## INSTRUCTIONS TO FOLLOW
Write out all of the entries exactly as given.

## INPUT DATA
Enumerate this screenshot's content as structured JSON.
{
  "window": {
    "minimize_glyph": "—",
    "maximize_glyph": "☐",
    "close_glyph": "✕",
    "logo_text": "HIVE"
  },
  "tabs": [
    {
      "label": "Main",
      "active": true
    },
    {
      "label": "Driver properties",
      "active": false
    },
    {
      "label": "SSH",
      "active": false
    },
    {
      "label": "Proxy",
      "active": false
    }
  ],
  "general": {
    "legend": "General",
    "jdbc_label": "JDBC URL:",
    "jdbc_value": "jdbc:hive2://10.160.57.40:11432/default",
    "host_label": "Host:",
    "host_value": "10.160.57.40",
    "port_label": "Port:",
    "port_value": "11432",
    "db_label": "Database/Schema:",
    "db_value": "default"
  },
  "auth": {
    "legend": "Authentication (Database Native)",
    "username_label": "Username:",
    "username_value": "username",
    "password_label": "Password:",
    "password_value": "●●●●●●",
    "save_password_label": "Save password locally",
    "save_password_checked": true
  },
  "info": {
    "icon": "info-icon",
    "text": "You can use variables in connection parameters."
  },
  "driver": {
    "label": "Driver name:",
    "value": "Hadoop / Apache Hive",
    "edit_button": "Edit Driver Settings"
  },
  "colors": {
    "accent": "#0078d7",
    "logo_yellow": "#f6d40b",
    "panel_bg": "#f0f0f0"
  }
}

## SOLVED PROBLEM
Enumerate this screenshot's content as structured JSON.
{
  "window": {
    "minimize_glyph": "—",
    "maximize_glyph": "☐",
    "close_glyph": "✕",
    "logo_text": "HIVE"
  },
  "tabs": [
    {
      "label": "Main",
      "active": true
    },
    {
      "label": "Driver properties",
      "active": false
    },
    {
      "label": "SSH",
      "active": false
    },
    {
      "label": "Proxy",
      "active": false
    }
  ],
  "general": {
    "legend": "General",
    "jdbc_label": "JDBC URL:",
    "jdbc_value": "jdbc:hive2://10.160.57.40:11432/default",
    "host_label": "Host:",
    "host_value": "10.160.57.40",
    "port_label": "Port:",
    "port_value": "11432",
    "db_label": "Database/Schema:",
    "db_value": "default"
  },
  "auth": {
    "legend": "Authentication (Database Native)",
    "username_label": "Username:",
    "username_value": "username",
    "password_label": "Password:",
    "password_value": "●●●●●●",
    "save_password_label": "Save password locally",
    "save_password_checked": true
  },
  "info": {
    "icon": "info-icon",
    "text": "You can use variables in connection parameters."
  },
  "driver": {
    "label": "Driver name:",
    "value": "Hadoop / Apache Hive",
    "edit_button": "Edit Driver Settings"
  },
  "colors": {
    "accent": "#0078d7",
    "logo_yellow": "#f6d40b",
    "panel_bg": "#f0f0f0"
  }
}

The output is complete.